**INSTRUCTIONS FOR THE TASK**
In the copy, keep every record exact and leave out all images.

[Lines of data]
+++

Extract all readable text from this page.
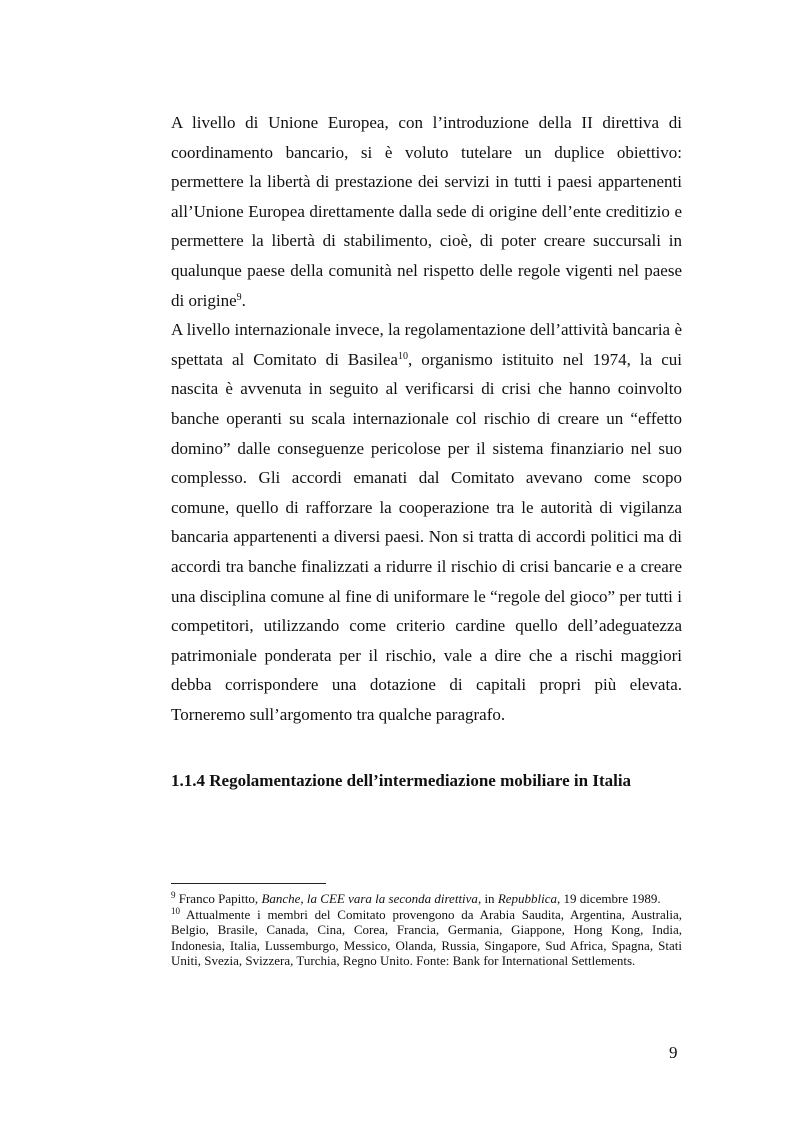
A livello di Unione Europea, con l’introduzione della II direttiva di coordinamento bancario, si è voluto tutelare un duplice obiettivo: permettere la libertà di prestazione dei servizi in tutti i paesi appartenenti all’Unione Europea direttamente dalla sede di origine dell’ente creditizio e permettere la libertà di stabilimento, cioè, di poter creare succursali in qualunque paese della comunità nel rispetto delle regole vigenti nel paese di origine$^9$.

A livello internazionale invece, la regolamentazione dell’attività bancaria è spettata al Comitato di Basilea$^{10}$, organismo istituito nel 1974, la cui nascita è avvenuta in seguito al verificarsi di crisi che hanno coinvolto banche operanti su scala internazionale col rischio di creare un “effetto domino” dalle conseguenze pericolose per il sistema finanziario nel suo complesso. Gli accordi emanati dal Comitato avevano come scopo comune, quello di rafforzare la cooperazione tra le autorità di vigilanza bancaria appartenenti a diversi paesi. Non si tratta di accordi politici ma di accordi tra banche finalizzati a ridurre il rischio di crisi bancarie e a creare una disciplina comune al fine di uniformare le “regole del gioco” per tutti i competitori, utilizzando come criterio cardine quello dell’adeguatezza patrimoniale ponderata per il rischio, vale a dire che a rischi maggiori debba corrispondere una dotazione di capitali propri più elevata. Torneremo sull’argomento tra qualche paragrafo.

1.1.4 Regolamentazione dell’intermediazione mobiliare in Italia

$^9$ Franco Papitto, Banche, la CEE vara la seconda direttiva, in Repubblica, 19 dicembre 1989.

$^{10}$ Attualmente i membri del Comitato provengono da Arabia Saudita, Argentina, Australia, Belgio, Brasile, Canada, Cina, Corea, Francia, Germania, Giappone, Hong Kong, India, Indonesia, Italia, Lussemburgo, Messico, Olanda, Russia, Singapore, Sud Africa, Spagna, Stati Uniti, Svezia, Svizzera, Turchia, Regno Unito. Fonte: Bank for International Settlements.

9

+++

**SOLUTION FOR THIS PROBLEM**
Extract all readable text from this page.
A livello di Unione Europea, con l’introduzione della II direttiva di coordinamento bancario, si è voluto tutelare un duplice obiettivo: permettere la libertà di prestazione dei servizi in tutti i paesi appartenenti all’Unione Europea direttamente dalla sede di origine dell’ente creditizio e permettere la libertà di stabilimento, cioè, di poter creare succursali in qualunque paese della comunità nel rispetto delle regole vigenti nel paese di origine$^9$.

A livello internazionale invece, la regolamentazione dell’attività bancaria è spettata al Comitato di Basilea$^{10}$, organismo istituito nel 1974, la cui nascita è avvenuta in seguito al verificarsi di crisi che hanno coinvolto banche operanti su scala internazionale col rischio di creare un “effetto domino” dalle conseguenze pericolose per il sistema finanziario nel suo complesso. Gli accordi emanati dal Comitato avevano come scopo comune, quello di rafforzare la cooperazione tra le autorità di vigilanza bancaria appartenenti a diversi paesi. Non si tratta di accordi politici ma di accordi tra banche finalizzati a ridurre il rischio di crisi bancarie e a creare una disciplina comune al fine di uniformare le “regole del gioco” per tutti i competitori, utilizzando come criterio cardine quello dell’adeguatezza patrimoniale ponderata per il rischio, vale a dire che a rischi maggiori debba corrispondere una dotazione di capitali propri più elevata. Torneremo sull’argomento tra qualche paragrafo.

1.1.4 Regolamentazione dell’intermediazione mobiliare in Italia

$^9$ Franco Papitto, Banche, la CEE vara la seconda direttiva, in Repubblica, 19 dicembre 1989.

$^{10}$ Attualmente i membri del Comitato provengono da Arabia Saudita, Argentina, Australia, Belgio, Brasile, Canada, Cina, Corea, Francia, Germania, Giappone, Hong Kong, India, Indonesia, Italia, Lussemburgo, Messico, Olanda, Russia, Singapore, Sud Africa, Spagna, Stati Uniti, Svezia, Svizzera, Turchia, Regno Unito. Fonte: Bank for International Settlements.

9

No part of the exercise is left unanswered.